STATED EXERCISE:
Copy out every line of the records where the string "Task" occurs.

RECORD EXCERPTS:
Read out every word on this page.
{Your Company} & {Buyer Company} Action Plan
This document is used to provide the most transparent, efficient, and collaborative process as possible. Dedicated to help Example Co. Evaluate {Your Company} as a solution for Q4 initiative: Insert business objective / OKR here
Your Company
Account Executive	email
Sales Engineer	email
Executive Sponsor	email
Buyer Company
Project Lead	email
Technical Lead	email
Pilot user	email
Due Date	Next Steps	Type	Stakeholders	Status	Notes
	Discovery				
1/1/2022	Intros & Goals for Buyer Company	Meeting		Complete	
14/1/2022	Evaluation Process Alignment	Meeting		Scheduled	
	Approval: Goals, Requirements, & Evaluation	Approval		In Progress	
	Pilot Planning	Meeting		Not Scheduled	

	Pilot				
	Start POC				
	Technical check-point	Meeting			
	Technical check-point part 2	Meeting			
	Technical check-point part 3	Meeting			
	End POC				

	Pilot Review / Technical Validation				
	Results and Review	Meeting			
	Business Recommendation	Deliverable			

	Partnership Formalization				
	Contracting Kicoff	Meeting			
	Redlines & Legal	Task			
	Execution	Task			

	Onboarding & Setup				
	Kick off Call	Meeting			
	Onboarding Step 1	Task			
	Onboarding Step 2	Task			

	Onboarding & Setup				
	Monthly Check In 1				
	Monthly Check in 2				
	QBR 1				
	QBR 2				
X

--

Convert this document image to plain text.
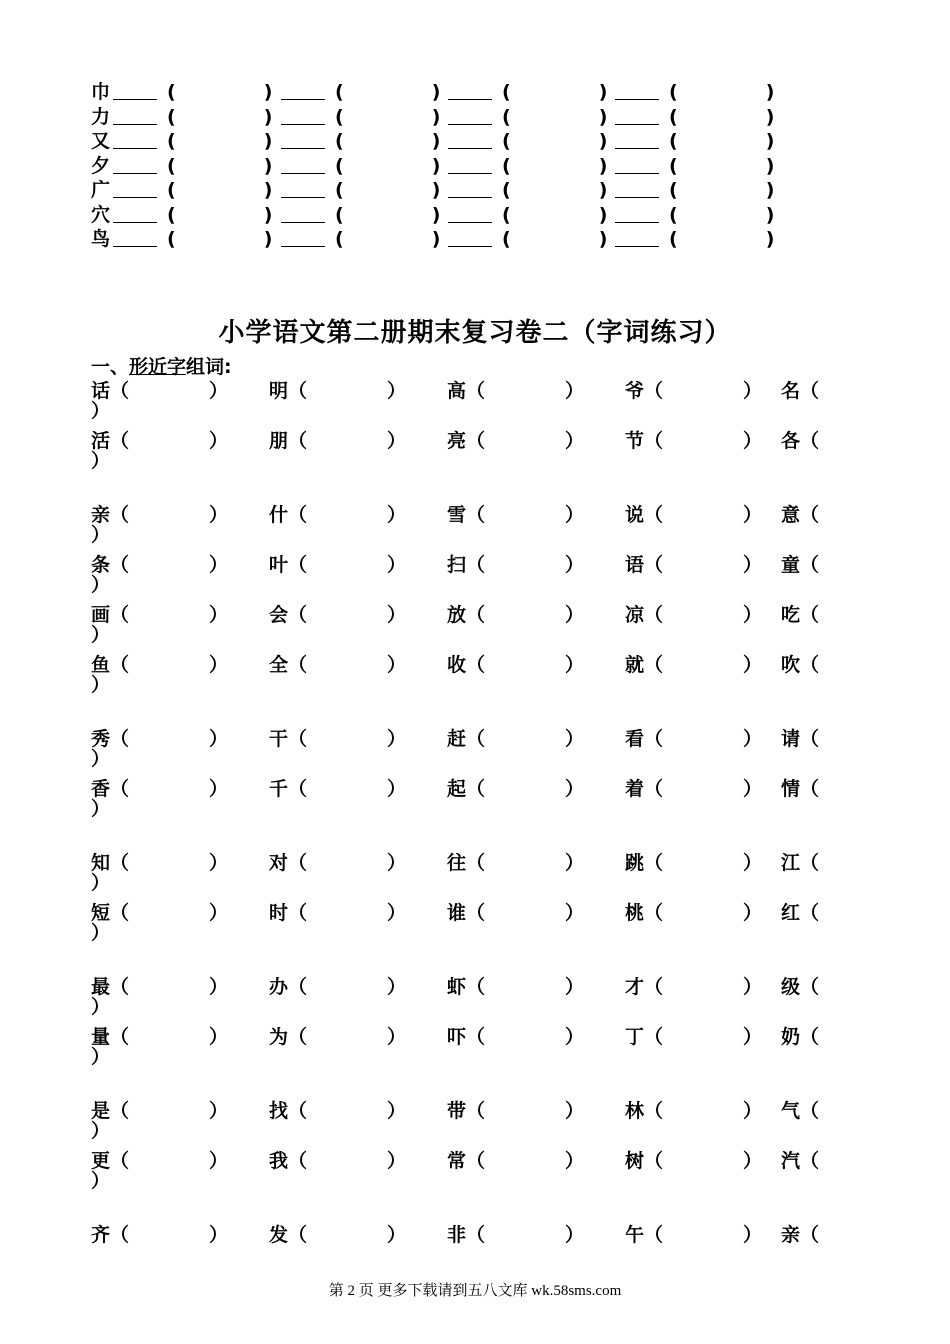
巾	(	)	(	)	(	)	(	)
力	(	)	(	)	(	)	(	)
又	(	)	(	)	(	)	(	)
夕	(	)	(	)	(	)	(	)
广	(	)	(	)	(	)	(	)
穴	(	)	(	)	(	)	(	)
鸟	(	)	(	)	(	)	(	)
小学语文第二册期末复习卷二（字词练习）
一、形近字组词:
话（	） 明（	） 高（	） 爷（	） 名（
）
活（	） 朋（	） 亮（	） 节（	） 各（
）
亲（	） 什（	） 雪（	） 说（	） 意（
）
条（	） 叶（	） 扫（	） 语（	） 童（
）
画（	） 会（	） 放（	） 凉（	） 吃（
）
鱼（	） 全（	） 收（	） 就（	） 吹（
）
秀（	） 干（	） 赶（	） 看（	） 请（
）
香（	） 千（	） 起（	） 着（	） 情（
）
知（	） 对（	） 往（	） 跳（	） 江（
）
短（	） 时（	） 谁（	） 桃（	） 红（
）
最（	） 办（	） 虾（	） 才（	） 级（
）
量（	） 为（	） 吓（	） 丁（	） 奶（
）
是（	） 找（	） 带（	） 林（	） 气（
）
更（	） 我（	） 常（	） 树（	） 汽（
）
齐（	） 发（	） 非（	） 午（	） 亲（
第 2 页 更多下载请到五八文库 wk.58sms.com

WRITTEN ANSWER:
	Redlines & Legal	Task			
	Execution	Task			
	Onboarding Step 1	Task			
	Onboarding Step 2	Task			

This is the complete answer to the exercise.